▶ PROBLEM REQUIREMENTS
Write out the passage of the "Molly's Game" review word for word, starting with "Michael Gibson/STXFilms/AP" and going on through "up with her.".

Acclaimed screenwriter Aaron Sorkin is in the director's chair for 'Molly's Game'

Idris Elba as Molly Bloom's lawyer, Charlie Jaffey, is a highlight of the film. At 140 minutes, “Molly’s Game” is a long sit, made to seem even longer because of Sorkin’s flashback structure.

Michael Gibson/STXFilms/AP
Idris Elba (r.) and Jessica Chastain star in 'Molly's Game.'

“Molly’s Game,” Aaron Sorkin’s directorial debut, is – surprise! – chockablock with dialogue. You can practically close your eyes and still get the gist of the movie. Not that you would necessarily want to close your eyes: the actors, including Jessica Chastain and Idris Elba, are a showy bunch.  

Chastain’s Molly Bloom, as Bloom herself detailed in her bestselling autobiography, had ambitions to become an Olympic skier before injuries curtailed her career. For a while, she was an assistant to a piggish Los Angeles real estate mogul and eventually ended up running unlicensed high-stakes poker games in New York and L.A. Eventually the FBI, suspecting she had links to the Russian mafia, caught up with her.

At 140 minutes, “Molly’s Game” is a long sit, made to seem even longer because of Sorkin’s herky-jerky flashback structure and his penchant for repeating smartypants material over and over again. Molly has most of the film’s most ringing monologues, and Chastain delivers them with the proper high-octane oomph, but too much of this film assumes that we care as much about the finaglings and underhandedness of the superrich as Sorkin does. Well, I don’t care as much, or at least Sorkin hasn’t made me want to. (I felt the same way about “The Big Short,” which “Molly’s Game” resembles.)

Sorkin is caught up in the same trap that other filmmakers, including Martin Scorsese with “The Wolf of Wall Street,” have fallen into: He is attempting a grand-scale indictment of the venal money culture but he is too enamored of the venal rich to make the indictment stick. The parade of high-rollers (including a pungent cameo by Michael Cera as “Player X”) is far more interesting than the do-gooders who occasionally pop up to shame Molly. 

As was also true in such Sorkin-scripted films as “The Social Network” and “Steve Jobs,” he goes in for some heavy-duty Freudian character analysis. In “The Social Network,” it all comes down in the end to Mark Zuckerberg wanting to impress the girlfriend who jilted him. In “Steve Jobs,” the corporate genius is a world-class narcissist and commitmentphobe. In “Molly’s Game,” Molly gets a psychological read-out from none other than her psychiatrist father, played with hardheaded assurance by Kevin Costner, who has a big scene in which he gives her, in his words, “three years of therapy in three minutes.” (It was more than three minutes.)

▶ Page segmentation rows
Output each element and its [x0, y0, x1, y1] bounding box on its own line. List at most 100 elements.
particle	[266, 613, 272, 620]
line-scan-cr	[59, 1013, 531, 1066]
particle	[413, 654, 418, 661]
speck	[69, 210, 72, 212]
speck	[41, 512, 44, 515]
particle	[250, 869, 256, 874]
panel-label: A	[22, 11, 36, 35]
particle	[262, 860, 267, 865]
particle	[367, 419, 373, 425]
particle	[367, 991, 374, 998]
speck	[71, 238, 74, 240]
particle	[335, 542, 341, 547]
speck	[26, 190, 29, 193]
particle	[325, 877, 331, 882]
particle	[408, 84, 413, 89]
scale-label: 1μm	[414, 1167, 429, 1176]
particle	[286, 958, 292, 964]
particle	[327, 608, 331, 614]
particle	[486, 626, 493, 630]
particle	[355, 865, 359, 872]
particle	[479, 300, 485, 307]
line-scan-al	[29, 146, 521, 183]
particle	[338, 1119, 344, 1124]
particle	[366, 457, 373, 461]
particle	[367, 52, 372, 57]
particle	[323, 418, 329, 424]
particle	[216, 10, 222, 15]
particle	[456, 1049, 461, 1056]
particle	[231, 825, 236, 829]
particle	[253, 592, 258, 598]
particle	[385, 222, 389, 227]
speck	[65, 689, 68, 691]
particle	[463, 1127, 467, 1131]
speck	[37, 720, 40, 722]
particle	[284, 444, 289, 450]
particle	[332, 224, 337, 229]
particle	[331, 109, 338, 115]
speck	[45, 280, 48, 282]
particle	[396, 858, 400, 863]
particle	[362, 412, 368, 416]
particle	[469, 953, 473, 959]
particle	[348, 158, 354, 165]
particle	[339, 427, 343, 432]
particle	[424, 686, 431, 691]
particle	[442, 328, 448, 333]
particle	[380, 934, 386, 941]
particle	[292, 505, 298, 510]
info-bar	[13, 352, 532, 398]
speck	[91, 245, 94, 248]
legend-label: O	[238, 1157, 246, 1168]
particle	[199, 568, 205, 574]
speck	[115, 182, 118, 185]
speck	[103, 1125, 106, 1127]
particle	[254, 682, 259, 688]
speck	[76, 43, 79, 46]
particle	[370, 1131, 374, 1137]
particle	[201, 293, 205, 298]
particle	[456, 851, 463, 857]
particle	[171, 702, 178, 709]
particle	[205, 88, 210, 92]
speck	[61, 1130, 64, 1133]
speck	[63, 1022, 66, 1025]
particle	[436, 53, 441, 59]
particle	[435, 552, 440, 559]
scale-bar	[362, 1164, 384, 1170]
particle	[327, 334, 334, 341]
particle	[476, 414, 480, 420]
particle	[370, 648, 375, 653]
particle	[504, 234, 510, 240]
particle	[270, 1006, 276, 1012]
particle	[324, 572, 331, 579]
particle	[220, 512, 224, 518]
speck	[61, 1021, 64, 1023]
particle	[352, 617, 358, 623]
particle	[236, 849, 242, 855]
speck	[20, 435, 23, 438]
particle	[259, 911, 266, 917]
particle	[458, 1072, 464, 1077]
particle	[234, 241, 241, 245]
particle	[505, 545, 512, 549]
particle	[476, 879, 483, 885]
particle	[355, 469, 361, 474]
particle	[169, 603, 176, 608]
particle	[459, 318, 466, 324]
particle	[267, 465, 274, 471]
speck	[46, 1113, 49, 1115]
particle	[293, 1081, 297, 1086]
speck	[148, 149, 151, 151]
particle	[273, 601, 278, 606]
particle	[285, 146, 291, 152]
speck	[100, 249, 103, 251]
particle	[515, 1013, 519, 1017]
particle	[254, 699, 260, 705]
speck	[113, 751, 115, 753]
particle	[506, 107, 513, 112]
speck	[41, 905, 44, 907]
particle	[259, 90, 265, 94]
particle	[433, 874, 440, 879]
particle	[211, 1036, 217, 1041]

▶ WRITTEN REPLY
Michael Gibson/STXFilms/AP
Idris Elba (r.) and Jessica Chastain star in 'Molly's Game.'

“Molly’s Game,” Aaron Sorkin’s directorial debut, is – surprise! – chockablock with dialogue. You can practically close your eyes and still get the gist of the movie. Not that you would necessarily want to close your eyes: the actors, including Jessica Chastain and Idris Elba, are a showy bunch.  

Chastain’s Molly Bloom, as Bloom herself detailed in her bestselling autobiography, had ambitions to become an Olympic skier before injuries curtailed her career. For a while, she was an assistant to a piggish Los Angeles real estate mogul and eventually ended up running unlicensed high-stakes poker games in New York and L.A. Eventually the FBI, suspecting she had links to the Russian mafia, caught up with her.